** begin Provided data **

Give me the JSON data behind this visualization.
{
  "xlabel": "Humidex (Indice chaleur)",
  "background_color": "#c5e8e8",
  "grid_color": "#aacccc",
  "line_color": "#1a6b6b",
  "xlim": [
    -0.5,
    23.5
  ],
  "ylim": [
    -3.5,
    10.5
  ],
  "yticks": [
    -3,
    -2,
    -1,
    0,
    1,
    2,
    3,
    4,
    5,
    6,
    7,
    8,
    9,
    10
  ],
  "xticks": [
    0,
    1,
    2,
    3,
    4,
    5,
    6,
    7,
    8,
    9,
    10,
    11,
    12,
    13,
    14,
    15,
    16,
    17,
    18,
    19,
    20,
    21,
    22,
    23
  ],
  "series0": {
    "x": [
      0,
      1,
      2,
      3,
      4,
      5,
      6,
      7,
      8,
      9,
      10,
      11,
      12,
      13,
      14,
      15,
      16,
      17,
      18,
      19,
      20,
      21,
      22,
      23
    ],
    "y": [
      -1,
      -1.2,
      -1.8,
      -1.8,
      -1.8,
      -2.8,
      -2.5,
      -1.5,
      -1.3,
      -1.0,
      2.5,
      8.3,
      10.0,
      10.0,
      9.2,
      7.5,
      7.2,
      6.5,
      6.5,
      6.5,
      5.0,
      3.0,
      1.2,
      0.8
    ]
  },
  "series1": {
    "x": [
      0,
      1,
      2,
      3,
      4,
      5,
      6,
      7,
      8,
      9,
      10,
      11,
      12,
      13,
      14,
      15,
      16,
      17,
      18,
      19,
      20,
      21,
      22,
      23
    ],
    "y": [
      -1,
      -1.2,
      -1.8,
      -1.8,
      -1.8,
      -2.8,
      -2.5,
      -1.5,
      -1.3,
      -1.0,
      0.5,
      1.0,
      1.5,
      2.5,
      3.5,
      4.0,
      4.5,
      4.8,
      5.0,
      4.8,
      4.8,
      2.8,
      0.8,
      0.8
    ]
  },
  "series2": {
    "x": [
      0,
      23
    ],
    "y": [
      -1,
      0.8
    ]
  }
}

** end Provided data **

- Given task: Restate the listing in full, word for word.

- Exercise response:
Give me the JSON data behind this visualization.
{
  "xlabel": "Humidex (Indice chaleur)",
  "background_color": "#c5e8e8",
  "grid_color": "#aacccc",
  "line_color": "#1a6b6b",
  "xlim": [
    -0.5,
    23.5
  ],
  "ylim": [
    -3.5,
    10.5
  ],
  "yticks": [
    -3,
    -2,
    -1,
    0,
    1,
    2,
    3,
    4,
    5,
    6,
    7,
    8,
    9,
    10
  ],
  "xticks": [
    0,
    1,
    2,
    3,
    4,
    5,
    6,
    7,
    8,
    9,
    10,
    11,
    12,
    13,
    14,
    15,
    16,
    17,
    18,
    19,
    20,
    21,
    22,
    23
  ],
  "series0": {
    "x": [
      0,
      1,
      2,
      3,
      4,
      5,
      6,
      7,
      8,
      9,
      10,
      11,
      12,
      13,
      14,
      15,
      16,
      17,
      18,
      19,
      20,
      21,
      22,
      23
    ],
    "y": [
      -1,
      -1.2,
      -1.8,
      -1.8,
      -1.8,
      -2.8,
      -2.5,
      -1.5,
      -1.3,
      -1.0,
      2.5,
      8.3,
      10.0,
      10.0,
      9.2,
      7.5,
      7.2,
      6.5,
      6.5,
      6.5,
      5.0,
      3.0,
      1.2,
      0.8
    ]
  },
  "series1": {
    "x": [
      0,
      1,
      2,
      3,
      4,
      5,
      6,
      7,
      8,
      9,
      10,
      11,
      12,
      13,
      14,
      15,
      16,
      17,
      18,
      19,
      20,
      21,
      22,
      23
    ],
    "y": [
      -1,
      -1.2,
      -1.8,
      -1.8,
      -1.8,
      -2.8,
      -2.5,
      -1.5,
      -1.3,
      -1.0,
      0.5,
      1.0,
      1.5,
      2.5,
      3.5,
      4.0,
      4.5,
      4.8,
      5.0,
      4.8,
      4.8,
      2.8,
      0.8,
      0.8
    ]
  },
  "series2": {
    "x": [
      0,
      23
    ],
    "y": [
      -1,
      0.8
    ]
  }
}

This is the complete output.